> _Given exercise_: Every record should be written out exactly, please.

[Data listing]
_____
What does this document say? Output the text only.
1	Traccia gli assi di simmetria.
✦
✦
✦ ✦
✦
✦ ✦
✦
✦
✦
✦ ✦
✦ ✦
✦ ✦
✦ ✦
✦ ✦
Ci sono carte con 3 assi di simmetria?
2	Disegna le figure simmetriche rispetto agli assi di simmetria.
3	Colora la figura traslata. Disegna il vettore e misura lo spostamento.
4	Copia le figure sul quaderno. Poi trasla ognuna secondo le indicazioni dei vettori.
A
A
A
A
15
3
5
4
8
_____
> _Full response_:
What does this document say? Output the text only.
1	Traccia gli assi di simmetria.
✦
✦
✦ ✦
✦
✦ ✦
✦
✦
✦
✦ ✦
✦ ✦
✦ ✦
✦ ✦
✦ ✦
Ci sono carte con 3 assi di simmetria?
2	Disegna le figure simmetriche rispetto agli assi di simmetria.
3	Colora la figura traslata. Disegna il vettore e misura lo spostamento.
4	Copia le figure sul quaderno. Poi trasla ognuna secondo le indicazioni dei vettori.
A
A
A
A
15
3
5
4
8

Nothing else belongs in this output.